- [Exercise goal]
Your task is to print every entry below exactly as given.

- [Exercise inputs]
========
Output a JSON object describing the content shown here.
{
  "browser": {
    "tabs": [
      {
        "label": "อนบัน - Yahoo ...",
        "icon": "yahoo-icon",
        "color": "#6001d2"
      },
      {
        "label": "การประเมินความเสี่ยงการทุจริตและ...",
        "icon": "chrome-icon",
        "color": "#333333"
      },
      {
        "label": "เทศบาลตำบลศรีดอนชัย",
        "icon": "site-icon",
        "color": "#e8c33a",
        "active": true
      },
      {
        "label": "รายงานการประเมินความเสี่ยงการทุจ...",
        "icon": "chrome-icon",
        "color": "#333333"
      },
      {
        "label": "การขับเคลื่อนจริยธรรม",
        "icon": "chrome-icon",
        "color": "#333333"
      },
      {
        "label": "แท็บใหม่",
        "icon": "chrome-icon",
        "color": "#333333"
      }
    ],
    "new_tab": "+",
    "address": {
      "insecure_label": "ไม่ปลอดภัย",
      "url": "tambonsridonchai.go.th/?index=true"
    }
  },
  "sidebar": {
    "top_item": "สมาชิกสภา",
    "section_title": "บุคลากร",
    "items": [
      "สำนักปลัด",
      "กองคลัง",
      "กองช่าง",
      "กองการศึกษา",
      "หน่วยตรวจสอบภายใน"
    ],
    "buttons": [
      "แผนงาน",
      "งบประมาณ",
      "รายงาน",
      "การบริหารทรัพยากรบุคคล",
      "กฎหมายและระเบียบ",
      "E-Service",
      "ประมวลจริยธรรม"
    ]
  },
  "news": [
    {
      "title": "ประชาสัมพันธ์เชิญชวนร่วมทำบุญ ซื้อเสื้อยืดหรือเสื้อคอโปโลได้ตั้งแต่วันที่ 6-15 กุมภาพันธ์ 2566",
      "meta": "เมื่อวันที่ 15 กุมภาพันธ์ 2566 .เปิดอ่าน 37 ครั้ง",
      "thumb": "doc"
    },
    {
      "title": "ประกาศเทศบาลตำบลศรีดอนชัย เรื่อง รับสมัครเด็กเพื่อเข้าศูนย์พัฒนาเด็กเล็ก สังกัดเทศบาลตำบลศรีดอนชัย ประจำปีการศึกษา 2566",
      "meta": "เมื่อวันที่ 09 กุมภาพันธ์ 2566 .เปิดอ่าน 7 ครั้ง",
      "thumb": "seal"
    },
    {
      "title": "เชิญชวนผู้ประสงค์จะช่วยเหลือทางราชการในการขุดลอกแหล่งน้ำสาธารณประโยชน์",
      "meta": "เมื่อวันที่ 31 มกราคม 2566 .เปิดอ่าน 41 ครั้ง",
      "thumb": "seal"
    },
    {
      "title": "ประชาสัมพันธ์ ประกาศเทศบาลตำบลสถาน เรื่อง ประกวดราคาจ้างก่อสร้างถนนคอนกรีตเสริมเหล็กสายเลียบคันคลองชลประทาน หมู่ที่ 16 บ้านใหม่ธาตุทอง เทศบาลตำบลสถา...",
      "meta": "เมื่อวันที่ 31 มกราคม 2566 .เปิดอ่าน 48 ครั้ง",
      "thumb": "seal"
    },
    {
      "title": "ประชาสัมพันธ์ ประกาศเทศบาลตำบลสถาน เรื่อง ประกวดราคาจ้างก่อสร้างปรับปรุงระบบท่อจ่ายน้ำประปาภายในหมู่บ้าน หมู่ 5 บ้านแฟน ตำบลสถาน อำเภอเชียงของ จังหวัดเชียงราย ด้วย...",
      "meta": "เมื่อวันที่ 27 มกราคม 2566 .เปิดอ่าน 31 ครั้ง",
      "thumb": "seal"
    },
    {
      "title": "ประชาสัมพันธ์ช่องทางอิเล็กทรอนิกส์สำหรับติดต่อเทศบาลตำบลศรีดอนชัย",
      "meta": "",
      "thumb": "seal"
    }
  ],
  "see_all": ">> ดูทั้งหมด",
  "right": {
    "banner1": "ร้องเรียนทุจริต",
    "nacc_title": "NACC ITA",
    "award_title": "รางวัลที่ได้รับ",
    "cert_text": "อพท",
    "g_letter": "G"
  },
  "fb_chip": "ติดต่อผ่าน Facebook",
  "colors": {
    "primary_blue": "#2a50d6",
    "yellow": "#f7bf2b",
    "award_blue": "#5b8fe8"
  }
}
========
- [Result]
Output a JSON object describing the content shown here.
{
  "browser": {
    "tabs": [
      {
        "label": "อนบัน - Yahoo ...",
        "icon": "yahoo-icon",
        "color": "#6001d2"
      },
      {
        "label": "การประเมินความเสี่ยงการทุจริตและ...",
        "icon": "chrome-icon",
        "color": "#333333"
      },
      {
        "label": "เทศบาลตำบลศรีดอนชัย",
        "icon": "site-icon",
        "color": "#e8c33a",
        "active": true
      },
      {
        "label": "รายงานการประเมินความเสี่ยงการทุจ...",
        "icon": "chrome-icon",
        "color": "#333333"
      },
      {
        "label": "การขับเคลื่อนจริยธรรม",
        "icon": "chrome-icon",
        "color": "#333333"
      },
      {
        "label": "แท็บใหม่",
        "icon": "chrome-icon",
        "color": "#333333"
      }
    ],
    "new_tab": "+",
    "address": {
      "insecure_label": "ไม่ปลอดภัย",
      "url": "tambonsridonchai.go.th/?index=true"
    }
  },
  "sidebar": {
    "top_item": "สมาชิกสภา",
    "section_title": "บุคลากร",
    "items": [
      "สำนักปลัด",
      "กองคลัง",
      "กองช่าง",
      "กองการศึกษา",
      "หน่วยตรวจสอบภายใน"
    ],
    "buttons": [
      "แผนงาน",
      "งบประมาณ",
      "รายงาน",
      "การบริหารทรัพยากรบุคคล",
      "กฎหมายและระเบียบ",
      "E-Service",
      "ประมวลจริยธรรม"
    ]
  },
  "news": [
    {
      "title": "ประชาสัมพันธ์เชิญชวนร่วมทำบุญ ซื้อเสื้อยืดหรือเสื้อคอโปโลได้ตั้งแต่วันที่ 6-15 กุมภาพันธ์ 2566",
      "meta": "เมื่อวันที่ 15 กุมภาพันธ์ 2566 .เปิดอ่าน 37 ครั้ง",
      "thumb": "doc"
    },
    {
      "title": "ประกาศเทศบาลตำบลศรีดอนชัย เรื่อง รับสมัครเด็กเพื่อเข้าศูนย์พัฒนาเด็กเล็ก สังกัดเทศบาลตำบลศรีดอนชัย ประจำปีการศึกษา 2566",
      "meta": "เมื่อวันที่ 09 กุมภาพันธ์ 2566 .เปิดอ่าน 7 ครั้ง",
      "thumb": "seal"
    },
    {
      "title": "เชิญชวนผู้ประสงค์จะช่วยเหลือทางราชการในการขุดลอกแหล่งน้ำสาธารณประโยชน์",
      "meta": "เมื่อวันที่ 31 มกราคม 2566 .เปิดอ่าน 41 ครั้ง",
      "thumb": "seal"
    },
    {
      "title": "ประชาสัมพันธ์ ประกาศเทศบาลตำบลสถาน เรื่อง ประกวดราคาจ้างก่อสร้างถนนคอนกรีตเสริมเหล็กสายเลียบคันคลองชลประทาน หมู่ที่ 16 บ้านใหม่ธาตุทอง เทศบาลตำบลสถา...",
      "meta": "เมื่อวันที่ 31 มกราคม 2566 .เปิดอ่าน 48 ครั้ง",
      "thumb": "seal"
    },
    {
      "title": "ประชาสัมพันธ์ ประกาศเทศบาลตำบลสถาน เรื่อง ประกวดราคาจ้างก่อสร้างปรับปรุงระบบท่อจ่ายน้ำประปาภายในหมู่บ้าน หมู่ 5 บ้านแฟน ตำบลสถาน อำเภอเชียงของ จังหวัดเชียงราย ด้วย...",
      "meta": "เมื่อวันที่ 27 มกราคม 2566 .เปิดอ่าน 31 ครั้ง",
      "thumb": "seal"
    },
    {
      "title": "ประชาสัมพันธ์ช่องทางอิเล็กทรอนิกส์สำหรับติดต่อเทศบาลตำบลศรีดอนชัย",
      "meta": "",
      "thumb": "seal"
    }
  ],
  "see_all": ">> ดูทั้งหมด",
  "right": {
    "banner1": "ร้องเรียนทุจริต",
    "nacc_title": "NACC ITA",
    "award_title": "รางวัลที่ได้รับ",
    "cert_text": "อพท",
    "g_letter": "G"
  },
  "fb_chip": "ติดต่อผ่าน Facebook",
  "colors": {
    "primary_blue": "#2a50d6",
    "yellow": "#f7bf2b",
    "award_blue": "#5b8fe8"
  }
}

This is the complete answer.